──────── PROVIDED MATERIAL

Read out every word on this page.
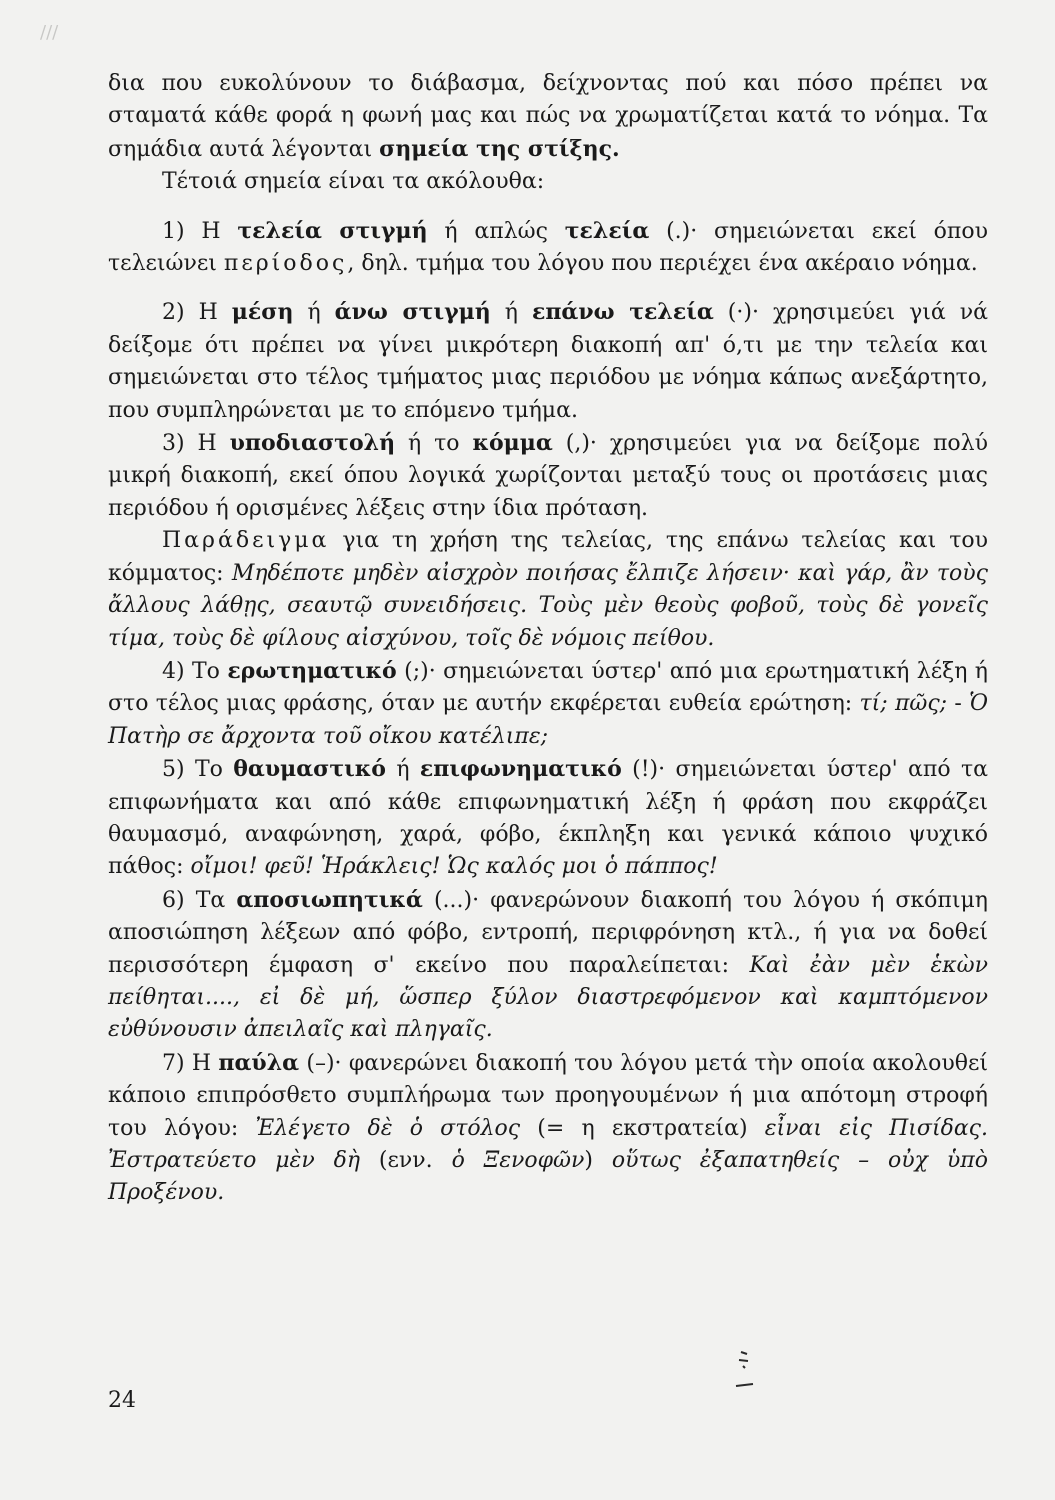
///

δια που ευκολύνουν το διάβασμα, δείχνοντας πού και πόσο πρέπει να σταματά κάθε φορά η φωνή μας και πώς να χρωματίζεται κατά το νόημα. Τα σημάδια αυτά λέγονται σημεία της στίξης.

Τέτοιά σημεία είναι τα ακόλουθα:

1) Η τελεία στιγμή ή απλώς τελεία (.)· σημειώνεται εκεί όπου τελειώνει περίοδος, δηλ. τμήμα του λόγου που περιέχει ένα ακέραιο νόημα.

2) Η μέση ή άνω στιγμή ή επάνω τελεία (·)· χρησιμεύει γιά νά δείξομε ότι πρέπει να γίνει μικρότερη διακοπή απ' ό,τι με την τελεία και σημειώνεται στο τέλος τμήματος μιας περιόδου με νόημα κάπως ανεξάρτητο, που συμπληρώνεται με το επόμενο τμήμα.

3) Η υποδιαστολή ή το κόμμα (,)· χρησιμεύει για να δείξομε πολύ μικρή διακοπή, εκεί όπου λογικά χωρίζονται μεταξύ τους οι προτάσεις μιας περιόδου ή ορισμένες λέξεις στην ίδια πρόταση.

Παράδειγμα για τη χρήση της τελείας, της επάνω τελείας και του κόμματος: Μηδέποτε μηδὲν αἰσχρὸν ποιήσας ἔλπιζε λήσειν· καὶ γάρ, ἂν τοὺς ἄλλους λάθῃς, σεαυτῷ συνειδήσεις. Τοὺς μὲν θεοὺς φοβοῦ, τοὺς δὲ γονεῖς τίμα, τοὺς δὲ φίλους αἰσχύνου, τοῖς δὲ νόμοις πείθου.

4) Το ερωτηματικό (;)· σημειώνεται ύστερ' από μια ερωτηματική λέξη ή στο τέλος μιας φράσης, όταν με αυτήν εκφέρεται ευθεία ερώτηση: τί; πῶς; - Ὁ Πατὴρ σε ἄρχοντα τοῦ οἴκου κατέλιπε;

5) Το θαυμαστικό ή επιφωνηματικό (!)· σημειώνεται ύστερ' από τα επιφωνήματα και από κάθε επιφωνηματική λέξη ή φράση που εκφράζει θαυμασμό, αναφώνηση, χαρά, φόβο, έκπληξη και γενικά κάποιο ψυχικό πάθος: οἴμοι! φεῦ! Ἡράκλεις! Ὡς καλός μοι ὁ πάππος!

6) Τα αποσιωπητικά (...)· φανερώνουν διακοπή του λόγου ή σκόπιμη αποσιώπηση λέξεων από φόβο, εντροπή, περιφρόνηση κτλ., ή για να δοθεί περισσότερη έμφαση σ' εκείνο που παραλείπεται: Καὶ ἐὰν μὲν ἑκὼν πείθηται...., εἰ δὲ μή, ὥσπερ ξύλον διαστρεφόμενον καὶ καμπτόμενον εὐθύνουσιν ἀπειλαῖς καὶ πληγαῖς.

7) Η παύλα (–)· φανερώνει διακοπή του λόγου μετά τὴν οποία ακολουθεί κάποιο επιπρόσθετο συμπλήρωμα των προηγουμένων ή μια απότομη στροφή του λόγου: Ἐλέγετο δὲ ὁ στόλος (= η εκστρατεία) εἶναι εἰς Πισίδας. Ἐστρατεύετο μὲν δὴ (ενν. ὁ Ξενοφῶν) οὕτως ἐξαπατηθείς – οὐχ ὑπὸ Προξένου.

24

────────────────

• _WRITTEN EXERCISE_
Go through the listing above line by line and say how many lines hold the word "σημειώνεται". Reply with that number only.

• _RESPONSE_
4